[Dataset excerpts]
::::

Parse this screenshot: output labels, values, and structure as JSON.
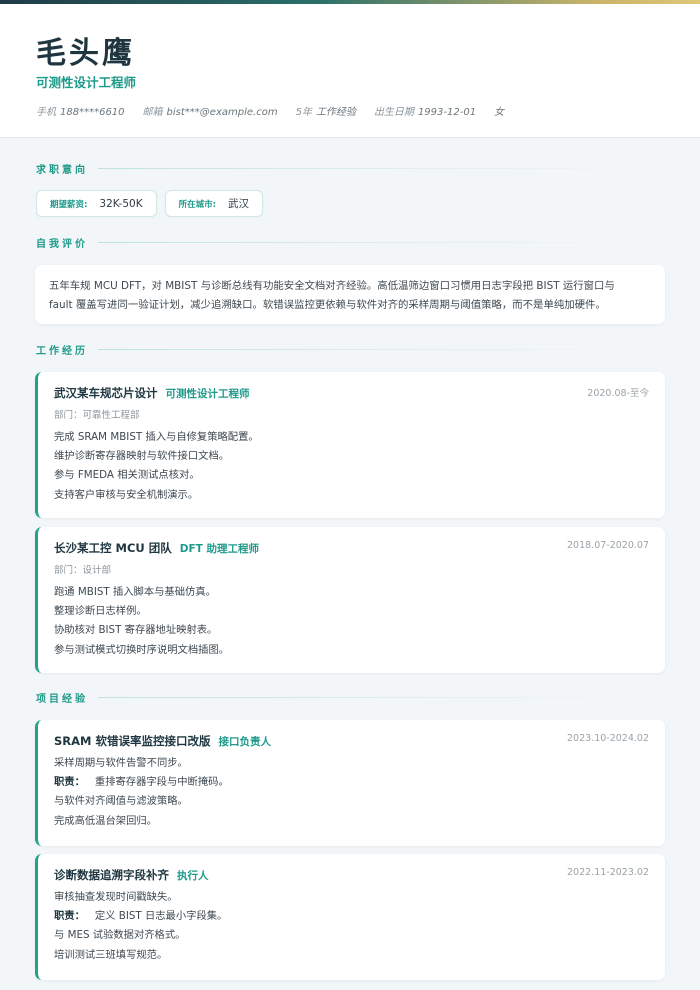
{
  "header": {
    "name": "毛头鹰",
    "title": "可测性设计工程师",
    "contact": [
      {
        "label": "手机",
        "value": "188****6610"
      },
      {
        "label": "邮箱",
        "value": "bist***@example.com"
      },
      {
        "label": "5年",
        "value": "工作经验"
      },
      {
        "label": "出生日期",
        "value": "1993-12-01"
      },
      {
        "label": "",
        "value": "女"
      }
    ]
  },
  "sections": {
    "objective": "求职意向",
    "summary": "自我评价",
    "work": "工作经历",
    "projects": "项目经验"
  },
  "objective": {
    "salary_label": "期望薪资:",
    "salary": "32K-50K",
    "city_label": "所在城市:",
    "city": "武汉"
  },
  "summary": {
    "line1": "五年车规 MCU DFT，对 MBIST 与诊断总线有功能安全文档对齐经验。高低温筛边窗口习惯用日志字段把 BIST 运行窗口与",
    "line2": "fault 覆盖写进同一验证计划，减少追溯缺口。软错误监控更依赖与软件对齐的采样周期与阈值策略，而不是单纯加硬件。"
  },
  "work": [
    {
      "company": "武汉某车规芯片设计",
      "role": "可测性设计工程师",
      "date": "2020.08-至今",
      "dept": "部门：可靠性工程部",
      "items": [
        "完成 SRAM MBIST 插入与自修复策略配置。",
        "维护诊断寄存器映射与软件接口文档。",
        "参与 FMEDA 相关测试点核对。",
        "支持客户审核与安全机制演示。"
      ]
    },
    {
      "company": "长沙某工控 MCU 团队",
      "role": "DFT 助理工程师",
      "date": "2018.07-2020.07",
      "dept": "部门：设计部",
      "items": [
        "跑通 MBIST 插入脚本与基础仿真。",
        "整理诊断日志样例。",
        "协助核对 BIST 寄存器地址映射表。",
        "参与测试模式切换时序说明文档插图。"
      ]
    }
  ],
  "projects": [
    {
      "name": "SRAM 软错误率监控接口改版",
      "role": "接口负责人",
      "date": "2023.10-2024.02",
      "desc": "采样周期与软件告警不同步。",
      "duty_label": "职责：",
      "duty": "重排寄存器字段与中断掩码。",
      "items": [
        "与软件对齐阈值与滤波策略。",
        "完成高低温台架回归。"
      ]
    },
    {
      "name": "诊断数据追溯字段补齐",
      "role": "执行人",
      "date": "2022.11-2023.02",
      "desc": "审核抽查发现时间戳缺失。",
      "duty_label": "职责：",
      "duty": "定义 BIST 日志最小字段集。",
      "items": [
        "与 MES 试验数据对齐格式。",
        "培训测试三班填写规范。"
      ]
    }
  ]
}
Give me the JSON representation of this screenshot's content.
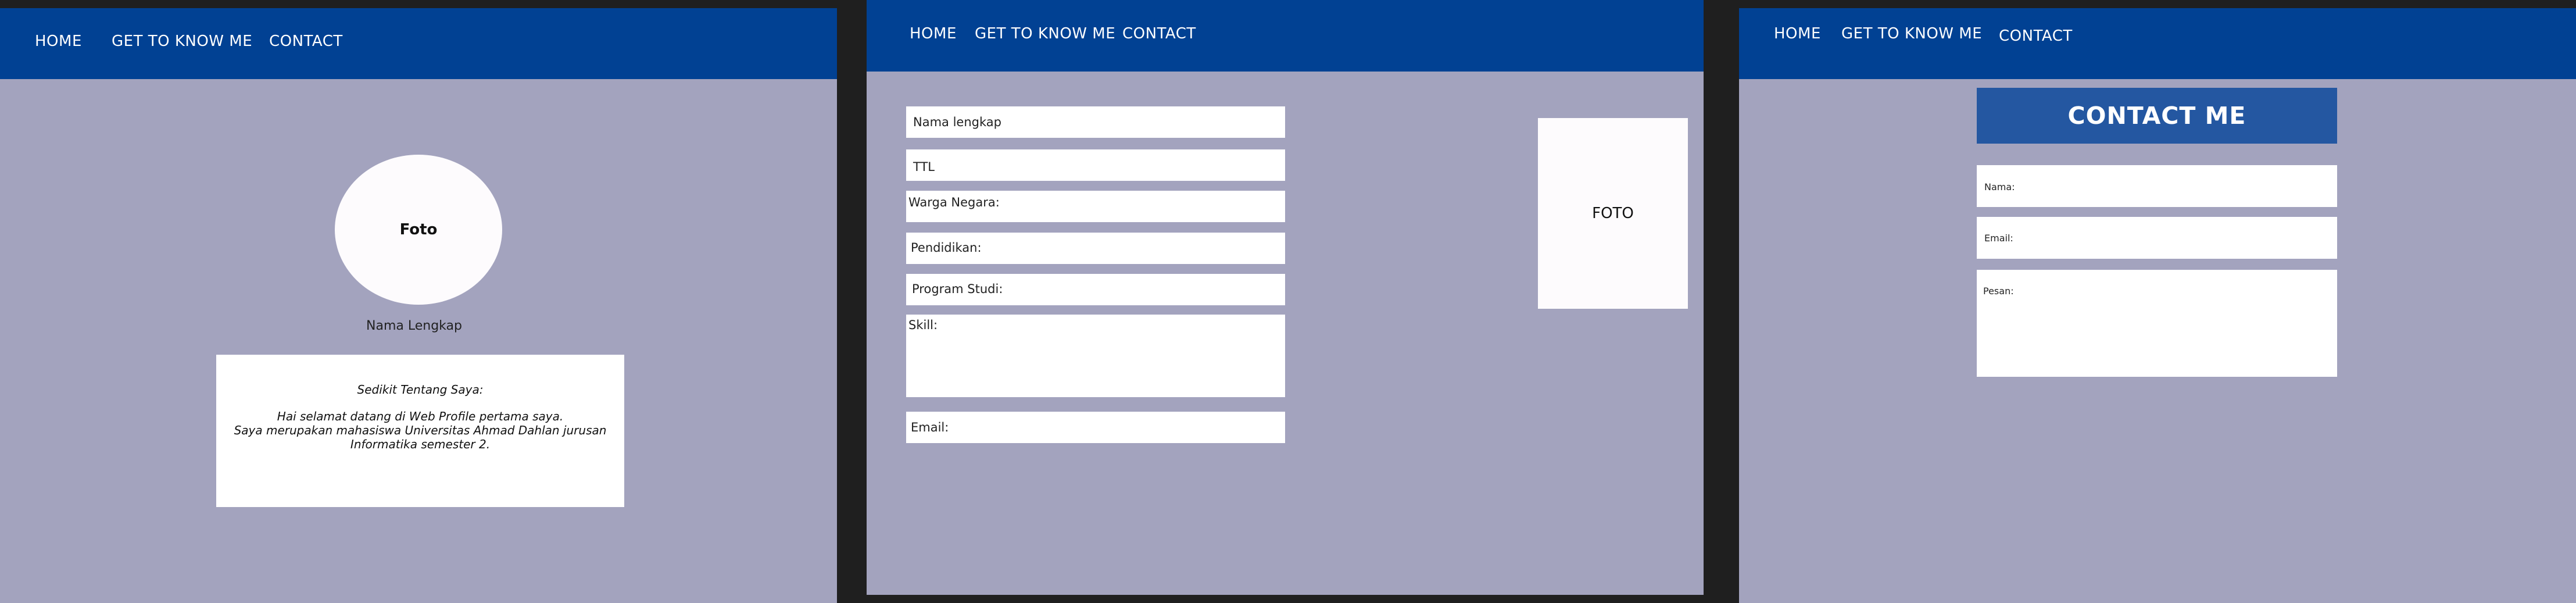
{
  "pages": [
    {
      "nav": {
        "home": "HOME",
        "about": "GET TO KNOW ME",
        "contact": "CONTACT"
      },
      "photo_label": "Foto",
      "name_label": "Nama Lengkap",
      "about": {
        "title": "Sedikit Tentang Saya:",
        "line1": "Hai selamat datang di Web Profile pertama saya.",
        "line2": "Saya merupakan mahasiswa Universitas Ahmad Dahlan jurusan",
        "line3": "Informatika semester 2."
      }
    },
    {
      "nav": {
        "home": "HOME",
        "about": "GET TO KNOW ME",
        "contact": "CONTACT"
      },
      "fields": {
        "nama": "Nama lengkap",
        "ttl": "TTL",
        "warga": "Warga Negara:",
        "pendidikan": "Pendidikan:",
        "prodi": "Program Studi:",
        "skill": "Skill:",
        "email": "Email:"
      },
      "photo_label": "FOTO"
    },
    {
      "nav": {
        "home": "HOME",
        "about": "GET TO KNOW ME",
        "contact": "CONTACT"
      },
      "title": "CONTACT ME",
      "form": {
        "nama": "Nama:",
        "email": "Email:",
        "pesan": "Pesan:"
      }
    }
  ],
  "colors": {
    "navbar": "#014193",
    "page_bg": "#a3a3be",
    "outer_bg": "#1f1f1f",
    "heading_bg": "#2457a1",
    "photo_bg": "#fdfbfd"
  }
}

::::

**Required task:** Reproduce every entry word for word, but skip any pictures.

**Solved problem:**
Parse this screenshot: output labels, values, and structure as JSON.
{
  "header": {
    "name": "毛头鹰",
    "title": "可测性设计工程师",
    "contact": [
      {
        "label": "手机",
        "value": "188****6610"
      },
      {
        "label": "邮箱",
        "value": "bist***@example.com"
      },
      {
        "label": "5年",
        "value": "工作经验"
      },
      {
        "label": "出生日期",
        "value": "1993-12-01"
      },
      {
        "label": "",
        "value": "女"
      }
    ]
  },
  "sections": {
    "objective": "求职意向",
    "summary": "自我评价",
    "work": "工作经历",
    "projects": "项目经验"
  },
  "objective": {
    "salary_label": "期望薪资:",
    "salary": "32K-50K",
    "city_label": "所在城市:",
    "city": "武汉"
  },
  "summary": {
    "line1": "五年车规 MCU DFT，对 MBIST 与诊断总线有功能安全文档对齐经验。高低温筛边窗口习惯用日志字段把 BIST 运行窗口与",
    "line2": "fault 覆盖写进同一验证计划，减少追溯缺口。软错误监控更依赖与软件对齐的采样周期与阈值策略，而不是单纯加硬件。"
  },
  "work": [
    {
      "company": "武汉某车规芯片设计",
      "role": "可测性设计工程师",
      "date": "2020.08-至今",
      "dept": "部门：可靠性工程部",
      "items": [
        "完成 SRAM MBIST 插入与自修复策略配置。",
        "维护诊断寄存器映射与软件接口文档。",
        "参与 FMEDA 相关测试点核对。",
        "支持客户审核与安全机制演示。"
      ]
    },
    {
      "company": "长沙某工控 MCU 团队",
      "role": "DFT 助理工程师",
      "date": "2018.07-2020.07",
      "dept": "部门：设计部",
      "items": [
        "跑通 MBIST 插入脚本与基础仿真。",
        "整理诊断日志样例。",
        "协助核对 BIST 寄存器地址映射表。",
        "参与测试模式切换时序说明文档插图。"
      ]
    }
  ],
  "projects": [
    {
      "name": "SRAM 软错误率监控接口改版",
      "role": "接口负责人",
      "date": "2023.10-2024.02",
      "desc": "采样周期与软件告警不同步。",
      "duty_label": "职责：",
      "duty": "重排寄存器字段与中断掩码。",
      "items": [
        "与软件对齐阈值与滤波策略。",
        "完成高低温台架回归。"
      ]
    },
    {
      "name": "诊断数据追溯字段补齐",
      "role": "执行人",
      "date": "2022.11-2023.02",
      "desc": "审核抽查发现时间戳缺失。",
      "duty_label": "职责：",
      "duty": "定义 BIST 日志最小字段集。",
      "items": [
        "与 MES 试验数据对齐格式。",
        "培训测试三班填写规范。"
      ]
    }
  ]
}
Give me the JSON representation of this screenshot's content.
{
  "pages": [
    {
      "nav": {
        "home": "HOME",
        "about": "GET TO KNOW ME",
        "contact": "CONTACT"
      },
      "photo_label": "Foto",
      "name_label": "Nama Lengkap",
      "about": {
        "title": "Sedikit Tentang Saya:",
        "line1": "Hai selamat datang di Web Profile pertama saya.",
        "line2": "Saya merupakan mahasiswa Universitas Ahmad Dahlan jurusan",
        "line3": "Informatika semester 2."
      }
    },
    {
      "nav": {
        "home": "HOME",
        "about": "GET TO KNOW ME",
        "contact": "CONTACT"
      },
      "fields": {
        "nama": "Nama lengkap",
        "ttl": "TTL",
        "warga": "Warga Negara:",
        "pendidikan": "Pendidikan:",
        "prodi": "Program Studi:",
        "skill": "Skill:",
        "email": "Email:"
      },
      "photo_label": "FOTO"
    },
    {
      "nav": {
        "home": "HOME",
        "about": "GET TO KNOW ME",
        "contact": "CONTACT"
      },
      "title": "CONTACT ME",
      "form": {
        "nama": "Nama:",
        "email": "Email:",
        "pesan": "Pesan:"
      }
    }
  ],
  "colors": {
    "navbar": "#014193",
    "page_bg": "#a3a3be",
    "outer_bg": "#1f1f1f",
    "heading_bg": "#2457a1",
    "photo_bg": "#fdfbfd"
  }
}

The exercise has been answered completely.